• [GIVEN INFORMATION]:
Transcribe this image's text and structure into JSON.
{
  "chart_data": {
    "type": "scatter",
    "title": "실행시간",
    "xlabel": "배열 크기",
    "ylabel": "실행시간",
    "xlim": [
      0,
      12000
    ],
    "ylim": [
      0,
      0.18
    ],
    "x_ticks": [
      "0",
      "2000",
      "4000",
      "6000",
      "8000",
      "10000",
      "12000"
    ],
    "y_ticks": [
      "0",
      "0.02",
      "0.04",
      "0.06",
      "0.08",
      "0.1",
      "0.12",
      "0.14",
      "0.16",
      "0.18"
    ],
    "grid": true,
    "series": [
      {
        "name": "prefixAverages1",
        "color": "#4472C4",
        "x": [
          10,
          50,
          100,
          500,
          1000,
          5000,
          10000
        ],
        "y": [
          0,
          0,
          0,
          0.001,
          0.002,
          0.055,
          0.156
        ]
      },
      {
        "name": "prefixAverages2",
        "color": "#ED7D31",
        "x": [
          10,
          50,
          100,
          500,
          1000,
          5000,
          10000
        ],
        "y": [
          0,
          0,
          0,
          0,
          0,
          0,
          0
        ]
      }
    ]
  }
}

• [WHAT IS REQUIRED]: Output the listing above exactly as it appears.

• [WRITTEN RESPONSE]:
Transcribe this image's text and structure into JSON.
{
  "chart_data": {
    "type": "scatter",
    "title": "실행시간",
    "xlabel": "배열 크기",
    "ylabel": "실행시간",
    "xlim": [
      0,
      12000
    ],
    "ylim": [
      0,
      0.18
    ],
    "x_ticks": [
      "0",
      "2000",
      "4000",
      "6000",
      "8000",
      "10000",
      "12000"
    ],
    "y_ticks": [
      "0",
      "0.02",
      "0.04",
      "0.06",
      "0.08",
      "0.1",
      "0.12",
      "0.14",
      "0.16",
      "0.18"
    ],
    "grid": true,
    "series": [
      {
        "name": "prefixAverages1",
        "color": "#4472C4",
        "x": [
          10,
          50,
          100,
          500,
          1000,
          5000,
          10000
        ],
        "y": [
          0,
          0,
          0,
          0.001,
          0.002,
          0.055,
          0.156
        ]
      },
      {
        "name": "prefixAverages2",
        "color": "#ED7D31",
        "x": [
          10,
          50,
          100,
          500,
          1000,
          5000,
          10000
        ],
        "y": [
          0,
          0,
          0,
          0,
          0,
          0,
          0
        ]
      }
    ]
  }
}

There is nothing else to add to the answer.